[START OF Provided data]
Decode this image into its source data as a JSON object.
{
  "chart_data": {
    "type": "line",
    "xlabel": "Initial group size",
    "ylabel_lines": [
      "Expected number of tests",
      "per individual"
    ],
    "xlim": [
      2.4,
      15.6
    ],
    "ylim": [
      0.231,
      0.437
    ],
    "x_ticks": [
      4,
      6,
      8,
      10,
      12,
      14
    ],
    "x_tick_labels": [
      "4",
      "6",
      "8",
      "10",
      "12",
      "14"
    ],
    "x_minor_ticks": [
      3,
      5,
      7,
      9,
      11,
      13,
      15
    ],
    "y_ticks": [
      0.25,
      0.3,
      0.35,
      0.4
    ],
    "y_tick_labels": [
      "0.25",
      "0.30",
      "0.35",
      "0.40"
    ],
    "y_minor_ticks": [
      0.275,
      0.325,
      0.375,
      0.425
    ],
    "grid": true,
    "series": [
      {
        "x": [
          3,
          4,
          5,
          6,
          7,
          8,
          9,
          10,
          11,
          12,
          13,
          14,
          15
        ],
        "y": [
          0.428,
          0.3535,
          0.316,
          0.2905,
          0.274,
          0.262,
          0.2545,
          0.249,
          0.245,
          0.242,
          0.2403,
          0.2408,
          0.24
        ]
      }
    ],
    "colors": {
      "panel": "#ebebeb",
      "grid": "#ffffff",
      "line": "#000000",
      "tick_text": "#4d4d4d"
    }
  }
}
[END OF Provided data]
All of the lines above need to be given again exactly.

Answer in full ▸
Decode this image into its source data as a JSON object.
{
  "chart_data": {
    "type": "line",
    "xlabel": "Initial group size",
    "ylabel_lines": [
      "Expected number of tests",
      "per individual"
    ],
    "xlim": [
      2.4,
      15.6
    ],
    "ylim": [
      0.231,
      0.437
    ],
    "x_ticks": [
      4,
      6,
      8,
      10,
      12,
      14
    ],
    "x_tick_labels": [
      "4",
      "6",
      "8",
      "10",
      "12",
      "14"
    ],
    "x_minor_ticks": [
      3,
      5,
      7,
      9,
      11,
      13,
      15
    ],
    "y_ticks": [
      0.25,
      0.3,
      0.35,
      0.4
    ],
    "y_tick_labels": [
      "0.25",
      "0.30",
      "0.35",
      "0.40"
    ],
    "y_minor_ticks": [
      0.275,
      0.325,
      0.375,
      0.425
    ],
    "grid": true,
    "series": [
      {
        "x": [
          3,
          4,
          5,
          6,
          7,
          8,
          9,
          10,
          11,
          12,
          13,
          14,
          15
        ],
        "y": [
          0.428,
          0.3535,
          0.316,
          0.2905,
          0.274,
          0.262,
          0.2545,
          0.249,
          0.245,
          0.242,
          0.2403,
          0.2408,
          0.24
        ]
      }
    ],
    "colors": {
      "panel": "#ebebeb",
      "grid": "#ffffff",
      "line": "#000000",
      "tick_text": "#4d4d4d"
    }
  }
}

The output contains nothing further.